● OBJECTIVE
Repeat the whole of the data, keeping every detail the same.

* Begin PROVIDED ENTRIES *

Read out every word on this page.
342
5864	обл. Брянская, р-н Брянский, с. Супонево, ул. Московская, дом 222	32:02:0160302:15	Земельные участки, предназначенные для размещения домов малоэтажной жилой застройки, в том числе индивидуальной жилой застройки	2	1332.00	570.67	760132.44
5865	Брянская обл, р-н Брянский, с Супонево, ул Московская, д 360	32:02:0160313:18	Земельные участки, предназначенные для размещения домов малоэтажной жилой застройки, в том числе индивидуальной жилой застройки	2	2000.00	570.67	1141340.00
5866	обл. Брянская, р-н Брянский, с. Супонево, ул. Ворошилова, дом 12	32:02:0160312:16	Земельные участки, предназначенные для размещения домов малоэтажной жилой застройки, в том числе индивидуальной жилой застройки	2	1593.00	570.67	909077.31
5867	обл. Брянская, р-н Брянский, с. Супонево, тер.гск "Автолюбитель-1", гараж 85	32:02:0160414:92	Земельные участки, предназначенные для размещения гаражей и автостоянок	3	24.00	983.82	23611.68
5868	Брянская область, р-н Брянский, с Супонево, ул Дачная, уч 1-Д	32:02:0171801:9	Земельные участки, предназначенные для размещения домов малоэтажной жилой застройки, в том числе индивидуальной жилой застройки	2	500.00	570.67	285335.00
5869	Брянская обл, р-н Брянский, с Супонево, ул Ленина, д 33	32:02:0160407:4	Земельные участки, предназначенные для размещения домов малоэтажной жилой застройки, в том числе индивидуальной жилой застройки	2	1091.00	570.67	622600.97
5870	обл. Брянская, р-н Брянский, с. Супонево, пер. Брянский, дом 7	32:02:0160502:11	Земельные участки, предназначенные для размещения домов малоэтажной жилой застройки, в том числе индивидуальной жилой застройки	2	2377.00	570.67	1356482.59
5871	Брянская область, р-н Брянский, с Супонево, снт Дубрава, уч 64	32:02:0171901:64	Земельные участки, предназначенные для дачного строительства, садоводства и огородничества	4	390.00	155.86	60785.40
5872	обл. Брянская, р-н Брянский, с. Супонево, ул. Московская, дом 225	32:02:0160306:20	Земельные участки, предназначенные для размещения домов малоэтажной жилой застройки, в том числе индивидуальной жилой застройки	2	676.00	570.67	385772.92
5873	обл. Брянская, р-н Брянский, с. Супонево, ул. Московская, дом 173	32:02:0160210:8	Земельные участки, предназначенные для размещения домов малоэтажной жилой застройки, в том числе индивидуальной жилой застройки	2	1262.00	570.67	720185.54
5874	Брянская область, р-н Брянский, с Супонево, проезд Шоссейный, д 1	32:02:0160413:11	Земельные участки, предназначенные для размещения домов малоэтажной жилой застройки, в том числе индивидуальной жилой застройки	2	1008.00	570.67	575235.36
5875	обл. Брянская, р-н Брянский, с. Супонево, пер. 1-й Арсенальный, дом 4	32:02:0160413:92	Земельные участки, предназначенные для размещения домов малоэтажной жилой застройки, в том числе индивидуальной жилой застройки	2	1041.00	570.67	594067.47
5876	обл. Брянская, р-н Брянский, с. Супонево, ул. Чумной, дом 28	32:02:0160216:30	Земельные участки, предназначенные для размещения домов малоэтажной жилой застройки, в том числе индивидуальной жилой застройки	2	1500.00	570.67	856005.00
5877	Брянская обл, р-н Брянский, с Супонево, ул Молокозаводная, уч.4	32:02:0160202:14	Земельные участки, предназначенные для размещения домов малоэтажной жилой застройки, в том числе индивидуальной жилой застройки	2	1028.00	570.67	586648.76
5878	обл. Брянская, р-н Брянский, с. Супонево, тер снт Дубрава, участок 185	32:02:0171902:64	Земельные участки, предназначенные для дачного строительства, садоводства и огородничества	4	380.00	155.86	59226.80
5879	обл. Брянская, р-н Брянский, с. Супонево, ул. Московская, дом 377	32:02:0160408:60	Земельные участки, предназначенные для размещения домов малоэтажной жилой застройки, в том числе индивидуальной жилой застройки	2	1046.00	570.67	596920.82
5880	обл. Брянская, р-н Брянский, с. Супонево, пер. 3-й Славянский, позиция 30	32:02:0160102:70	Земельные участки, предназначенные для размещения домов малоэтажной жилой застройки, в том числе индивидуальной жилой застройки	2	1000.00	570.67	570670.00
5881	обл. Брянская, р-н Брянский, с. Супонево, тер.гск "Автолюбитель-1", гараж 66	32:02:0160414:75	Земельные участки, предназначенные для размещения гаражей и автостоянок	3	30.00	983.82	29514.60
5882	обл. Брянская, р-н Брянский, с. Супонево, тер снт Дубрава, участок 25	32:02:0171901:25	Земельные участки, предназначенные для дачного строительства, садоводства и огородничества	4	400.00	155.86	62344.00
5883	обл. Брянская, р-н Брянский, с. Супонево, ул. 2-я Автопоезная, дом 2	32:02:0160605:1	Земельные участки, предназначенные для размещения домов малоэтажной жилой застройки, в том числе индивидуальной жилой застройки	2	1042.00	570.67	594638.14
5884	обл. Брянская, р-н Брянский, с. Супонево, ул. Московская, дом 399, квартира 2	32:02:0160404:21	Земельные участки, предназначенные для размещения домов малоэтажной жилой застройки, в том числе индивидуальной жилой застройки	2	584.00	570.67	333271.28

* End PROVIDED ENTRIES *

● TASK RESPONSE
Read out every word on this page.
342
5864	обл. Брянская, р-н Брянский, с. Супонево, ул. Московская, дом 222	32:02:0160302:15	Земельные участки, предназначенные для размещения домов малоэтажной жилой застройки, в том числе индивидуальной жилой застройки	2	1332.00	570.67	760132.44
5865	Брянская обл, р-н Брянский, с Супонево, ул Московская, д 360	32:02:0160313:18	Земельные участки, предназначенные для размещения домов малоэтажной жилой застройки, в том числе индивидуальной жилой застройки	2	2000.00	570.67	1141340.00
5866	обл. Брянская, р-н Брянский, с. Супонево, ул. Ворошилова, дом 12	32:02:0160312:16	Земельные участки, предназначенные для размещения домов малоэтажной жилой застройки, в том числе индивидуальной жилой застройки	2	1593.00	570.67	909077.31
5867	обл. Брянская, р-н Брянский, с. Супонево, тер.гск "Автолюбитель-1", гараж 85	32:02:0160414:92	Земельные участки, предназначенные для размещения гаражей и автостоянок	3	24.00	983.82	23611.68
5868	Брянская область, р-н Брянский, с Супонево, ул Дачная, уч 1-Д	32:02:0171801:9	Земельные участки, предназначенные для размещения домов малоэтажной жилой застройки, в том числе индивидуальной жилой застройки	2	500.00	570.67	285335.00
5869	Брянская обл, р-н Брянский, с Супонево, ул Ленина, д 33	32:02:0160407:4	Земельные участки, предназначенные для размещения домов малоэтажной жилой застройки, в том числе индивидуальной жилой застройки	2	1091.00	570.67	622600.97
5870	обл. Брянская, р-н Брянский, с. Супонево, пер. Брянский, дом 7	32:02:0160502:11	Земельные участки, предназначенные для размещения домов малоэтажной жилой застройки, в том числе индивидуальной жилой застройки	2	2377.00	570.67	1356482.59
5871	Брянская область, р-н Брянский, с Супонево, снт Дубрава, уч 64	32:02:0171901:64	Земельные участки, предназначенные для дачного строительства, садоводства и огородничества	4	390.00	155.86	60785.40
5872	обл. Брянская, р-н Брянский, с. Супонево, ул. Московская, дом 225	32:02:0160306:20	Земельные участки, предназначенные для размещения домов малоэтажной жилой застройки, в том числе индивидуальной жилой застройки	2	676.00	570.67	385772.92
5873	обл. Брянская, р-н Брянский, с. Супонево, ул. Московская, дом 173	32:02:0160210:8	Земельные участки, предназначенные для размещения домов малоэтажной жилой застройки, в том числе индивидуальной жилой застройки	2	1262.00	570.67	720185.54
5874	Брянская область, р-н Брянский, с Супонево, проезд Шоссейный, д 1	32:02:0160413:11	Земельные участки, предназначенные для размещения домов малоэтажной жилой застройки, в том числе индивидуальной жилой застройки	2	1008.00	570.67	575235.36
5875	обл. Брянская, р-н Брянский, с. Супонево, пер. 1-й Арсенальный, дом 4	32:02:0160413:92	Земельные участки, предназначенные для размещения домов малоэтажной жилой застройки, в том числе индивидуальной жилой застройки	2	1041.00	570.67	594067.47
5876	обл. Брянская, р-н Брянский, с. Супонево, ул. Чумной, дом 28	32:02:0160216:30	Земельные участки, предназначенные для размещения домов малоэтажной жилой застройки, в том числе индивидуальной жилой застройки	2	1500.00	570.67	856005.00
5877	Брянская обл, р-н Брянский, с Супонево, ул Молокозаводная, уч.4	32:02:0160202:14	Земельные участки, предназначенные для размещения домов малоэтажной жилой застройки, в том числе индивидуальной жилой застройки	2	1028.00	570.67	586648.76
5878	обл. Брянская, р-н Брянский, с. Супонево, тер снт Дубрава, участок 185	32:02:0171902:64	Земельные участки, предназначенные для дачного строительства, садоводства и огородничества	4	380.00	155.86	59226.80
5879	обл. Брянская, р-н Брянский, с. Супонево, ул. Московская, дом 377	32:02:0160408:60	Земельные участки, предназначенные для размещения домов малоэтажной жилой застройки, в том числе индивидуальной жилой застройки	2	1046.00	570.67	596920.82
5880	обл. Брянская, р-н Брянский, с. Супонево, пер. 3-й Славянский, позиция 30	32:02:0160102:70	Земельные участки, предназначенные для размещения домов малоэтажной жилой застройки, в том числе индивидуальной жилой застройки	2	1000.00	570.67	570670.00
5881	обл. Брянская, р-н Брянский, с. Супонево, тер.гск "Автолюбитель-1", гараж 66	32:02:0160414:75	Земельные участки, предназначенные для размещения гаражей и автостоянок	3	30.00	983.82	29514.60
5882	обл. Брянская, р-н Брянский, с. Супонево, тер снт Дубрава, участок 25	32:02:0171901:25	Земельные участки, предназначенные для дачного строительства, садоводства и огородничества	4	400.00	155.86	62344.00
5883	обл. Брянская, р-н Брянский, с. Супонево, ул. 2-я Автопоезная, дом 2	32:02:0160605:1	Земельные участки, предназначенные для размещения домов малоэтажной жилой застройки, в том числе индивидуальной жилой застройки	2	1042.00	570.67	594638.14
5884	обл. Брянская, р-н Брянский, с. Супонево, ул. Московская, дом 399, квартира 2	32:02:0160404:21	Земельные участки, предназначенные для размещения домов малоэтажной жилой застройки, в том числе индивидуальной жилой застройки	2	584.00	570.67	333271.28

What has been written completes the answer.